**What you are asked to do:** Locate each line in the records containing "CHARGE". Copy it.

---- Material provided

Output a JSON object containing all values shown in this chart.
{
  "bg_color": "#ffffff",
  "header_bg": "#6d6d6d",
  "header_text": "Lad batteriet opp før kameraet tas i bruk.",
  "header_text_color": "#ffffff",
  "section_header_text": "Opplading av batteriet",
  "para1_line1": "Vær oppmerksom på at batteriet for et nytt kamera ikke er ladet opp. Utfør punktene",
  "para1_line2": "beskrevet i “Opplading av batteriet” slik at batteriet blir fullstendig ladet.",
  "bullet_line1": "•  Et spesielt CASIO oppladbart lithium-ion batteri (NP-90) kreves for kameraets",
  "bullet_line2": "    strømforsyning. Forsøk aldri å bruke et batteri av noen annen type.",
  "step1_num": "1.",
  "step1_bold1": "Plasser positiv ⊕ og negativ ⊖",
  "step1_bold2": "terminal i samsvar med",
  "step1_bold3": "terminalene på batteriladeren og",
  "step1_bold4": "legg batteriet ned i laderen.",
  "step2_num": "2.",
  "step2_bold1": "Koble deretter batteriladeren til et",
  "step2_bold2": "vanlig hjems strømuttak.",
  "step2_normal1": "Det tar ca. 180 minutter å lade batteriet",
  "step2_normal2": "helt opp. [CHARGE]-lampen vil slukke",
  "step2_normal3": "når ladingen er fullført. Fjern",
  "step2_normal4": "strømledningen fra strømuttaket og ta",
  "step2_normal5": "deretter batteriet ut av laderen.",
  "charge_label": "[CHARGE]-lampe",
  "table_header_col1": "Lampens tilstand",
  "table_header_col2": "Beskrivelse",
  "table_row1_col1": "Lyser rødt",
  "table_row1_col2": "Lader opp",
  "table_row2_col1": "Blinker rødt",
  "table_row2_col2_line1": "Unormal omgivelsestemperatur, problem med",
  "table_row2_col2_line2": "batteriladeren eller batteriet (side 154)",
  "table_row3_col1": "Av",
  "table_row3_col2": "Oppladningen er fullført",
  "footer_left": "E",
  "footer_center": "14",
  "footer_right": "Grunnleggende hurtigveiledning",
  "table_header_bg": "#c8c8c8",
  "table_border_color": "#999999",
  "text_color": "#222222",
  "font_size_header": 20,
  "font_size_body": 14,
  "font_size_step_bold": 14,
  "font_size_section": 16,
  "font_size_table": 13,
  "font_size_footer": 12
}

--------

**Task result:**
  "step2_normal2": "helt opp. [CHARGE]-lampen vil slukke",
  "charge_label": "[CHARGE]-lampe",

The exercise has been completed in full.